● **Record list**
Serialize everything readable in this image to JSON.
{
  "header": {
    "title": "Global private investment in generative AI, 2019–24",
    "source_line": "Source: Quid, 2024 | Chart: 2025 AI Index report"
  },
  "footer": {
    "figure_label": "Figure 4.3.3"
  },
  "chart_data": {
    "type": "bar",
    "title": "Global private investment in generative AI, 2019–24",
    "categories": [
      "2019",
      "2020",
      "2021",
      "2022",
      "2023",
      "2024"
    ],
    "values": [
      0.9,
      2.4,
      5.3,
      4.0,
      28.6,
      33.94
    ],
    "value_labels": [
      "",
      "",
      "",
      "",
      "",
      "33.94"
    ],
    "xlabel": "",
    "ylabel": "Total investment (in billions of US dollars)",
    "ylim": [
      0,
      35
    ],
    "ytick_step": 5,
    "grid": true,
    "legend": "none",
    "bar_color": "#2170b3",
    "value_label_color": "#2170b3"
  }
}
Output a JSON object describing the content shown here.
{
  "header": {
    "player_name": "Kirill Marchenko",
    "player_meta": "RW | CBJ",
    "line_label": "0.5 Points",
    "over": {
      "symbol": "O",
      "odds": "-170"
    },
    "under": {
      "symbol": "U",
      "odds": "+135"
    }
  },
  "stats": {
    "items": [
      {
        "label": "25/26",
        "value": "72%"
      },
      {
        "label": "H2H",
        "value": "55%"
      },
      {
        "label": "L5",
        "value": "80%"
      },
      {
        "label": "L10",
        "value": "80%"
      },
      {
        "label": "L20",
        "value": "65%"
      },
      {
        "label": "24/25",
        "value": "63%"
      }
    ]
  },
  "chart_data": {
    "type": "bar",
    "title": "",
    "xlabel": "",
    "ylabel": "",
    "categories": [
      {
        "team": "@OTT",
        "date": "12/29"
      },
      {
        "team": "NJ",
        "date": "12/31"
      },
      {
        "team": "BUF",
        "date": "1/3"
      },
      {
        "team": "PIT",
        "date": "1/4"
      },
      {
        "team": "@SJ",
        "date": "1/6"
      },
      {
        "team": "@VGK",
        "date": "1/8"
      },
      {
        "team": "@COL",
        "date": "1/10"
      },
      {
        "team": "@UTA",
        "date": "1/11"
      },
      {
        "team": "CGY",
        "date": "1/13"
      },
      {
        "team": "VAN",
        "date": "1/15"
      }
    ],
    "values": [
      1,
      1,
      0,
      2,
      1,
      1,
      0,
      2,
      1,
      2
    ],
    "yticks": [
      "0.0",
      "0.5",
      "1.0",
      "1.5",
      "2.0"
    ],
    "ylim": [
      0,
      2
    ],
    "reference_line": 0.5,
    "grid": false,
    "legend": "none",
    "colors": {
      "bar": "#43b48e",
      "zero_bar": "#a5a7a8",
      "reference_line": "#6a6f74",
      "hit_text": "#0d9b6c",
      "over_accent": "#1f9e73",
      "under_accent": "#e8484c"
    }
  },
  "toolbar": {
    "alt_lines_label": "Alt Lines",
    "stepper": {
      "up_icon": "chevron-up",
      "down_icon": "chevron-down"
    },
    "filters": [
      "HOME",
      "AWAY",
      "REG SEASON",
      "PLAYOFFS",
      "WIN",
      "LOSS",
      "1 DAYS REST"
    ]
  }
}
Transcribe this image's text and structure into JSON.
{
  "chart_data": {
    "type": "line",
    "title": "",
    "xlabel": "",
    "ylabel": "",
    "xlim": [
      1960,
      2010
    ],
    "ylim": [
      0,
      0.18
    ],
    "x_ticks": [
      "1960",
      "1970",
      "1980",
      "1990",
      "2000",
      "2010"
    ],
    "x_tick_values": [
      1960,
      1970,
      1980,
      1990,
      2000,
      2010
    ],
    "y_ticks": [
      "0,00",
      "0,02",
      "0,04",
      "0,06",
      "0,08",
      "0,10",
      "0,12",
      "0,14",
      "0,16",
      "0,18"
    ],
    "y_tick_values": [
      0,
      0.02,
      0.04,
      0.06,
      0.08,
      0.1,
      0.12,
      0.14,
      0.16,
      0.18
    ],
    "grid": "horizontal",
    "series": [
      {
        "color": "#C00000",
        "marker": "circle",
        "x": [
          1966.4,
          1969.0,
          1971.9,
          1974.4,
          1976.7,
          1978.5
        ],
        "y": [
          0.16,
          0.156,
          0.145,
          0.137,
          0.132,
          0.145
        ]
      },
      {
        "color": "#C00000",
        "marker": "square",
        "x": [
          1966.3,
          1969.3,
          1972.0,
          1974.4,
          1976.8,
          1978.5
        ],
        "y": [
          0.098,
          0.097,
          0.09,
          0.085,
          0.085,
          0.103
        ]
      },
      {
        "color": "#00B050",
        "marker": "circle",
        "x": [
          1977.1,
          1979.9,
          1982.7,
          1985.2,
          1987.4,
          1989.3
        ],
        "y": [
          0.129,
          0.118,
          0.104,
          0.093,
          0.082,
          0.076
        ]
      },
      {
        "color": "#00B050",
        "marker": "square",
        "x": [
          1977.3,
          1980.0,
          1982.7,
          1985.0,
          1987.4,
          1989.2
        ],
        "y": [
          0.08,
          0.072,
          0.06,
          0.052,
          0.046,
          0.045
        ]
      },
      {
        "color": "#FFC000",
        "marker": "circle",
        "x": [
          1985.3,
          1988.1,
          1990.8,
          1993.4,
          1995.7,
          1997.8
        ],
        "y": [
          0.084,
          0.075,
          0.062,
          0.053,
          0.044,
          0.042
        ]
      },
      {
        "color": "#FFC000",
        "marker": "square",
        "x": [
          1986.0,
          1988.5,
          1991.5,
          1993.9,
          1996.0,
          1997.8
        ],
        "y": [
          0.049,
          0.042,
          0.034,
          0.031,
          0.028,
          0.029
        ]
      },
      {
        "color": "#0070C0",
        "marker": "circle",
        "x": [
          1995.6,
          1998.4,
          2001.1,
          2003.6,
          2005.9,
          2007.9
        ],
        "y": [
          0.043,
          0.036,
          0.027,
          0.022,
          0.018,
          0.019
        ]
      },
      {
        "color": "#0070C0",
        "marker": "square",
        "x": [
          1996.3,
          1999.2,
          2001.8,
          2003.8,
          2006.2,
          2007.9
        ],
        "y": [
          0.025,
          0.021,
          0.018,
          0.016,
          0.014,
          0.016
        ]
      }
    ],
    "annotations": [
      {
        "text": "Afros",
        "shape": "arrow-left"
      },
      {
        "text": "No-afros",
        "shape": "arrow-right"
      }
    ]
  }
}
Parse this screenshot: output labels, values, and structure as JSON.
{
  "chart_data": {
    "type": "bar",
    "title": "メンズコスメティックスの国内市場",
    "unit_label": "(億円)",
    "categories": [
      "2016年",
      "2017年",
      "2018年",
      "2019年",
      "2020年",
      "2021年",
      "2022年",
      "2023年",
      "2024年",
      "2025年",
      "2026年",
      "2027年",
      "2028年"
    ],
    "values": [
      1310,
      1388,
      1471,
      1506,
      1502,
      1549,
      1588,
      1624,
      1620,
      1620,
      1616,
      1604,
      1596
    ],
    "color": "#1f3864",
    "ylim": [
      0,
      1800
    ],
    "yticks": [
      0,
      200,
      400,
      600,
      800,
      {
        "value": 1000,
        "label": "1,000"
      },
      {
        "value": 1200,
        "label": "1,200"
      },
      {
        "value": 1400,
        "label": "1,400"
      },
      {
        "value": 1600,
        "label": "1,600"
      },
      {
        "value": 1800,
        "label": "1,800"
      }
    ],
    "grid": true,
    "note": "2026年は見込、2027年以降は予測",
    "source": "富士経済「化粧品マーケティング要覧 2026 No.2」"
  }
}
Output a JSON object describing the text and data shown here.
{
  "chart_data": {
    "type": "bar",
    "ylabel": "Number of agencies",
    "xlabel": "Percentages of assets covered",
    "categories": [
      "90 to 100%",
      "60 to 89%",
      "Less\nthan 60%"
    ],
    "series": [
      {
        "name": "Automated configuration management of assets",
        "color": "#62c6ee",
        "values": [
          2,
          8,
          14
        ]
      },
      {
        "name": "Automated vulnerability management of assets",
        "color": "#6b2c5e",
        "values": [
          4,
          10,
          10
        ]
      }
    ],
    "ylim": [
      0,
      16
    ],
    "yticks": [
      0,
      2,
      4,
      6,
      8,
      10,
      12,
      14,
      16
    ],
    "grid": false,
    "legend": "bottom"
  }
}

● **Work to do**
Show, from the material above, each line that includes the string "team".

● **Expected answer**
        "team": "@OTT",
        "team": "NJ",
        "team": "BUF",
        "team": "PIT",
        "team": "@SJ",
        "team": "@VGK",
        "team": "@COL",
        "team": "@UTA",
        "team": "CGY",
        "team": "VAN",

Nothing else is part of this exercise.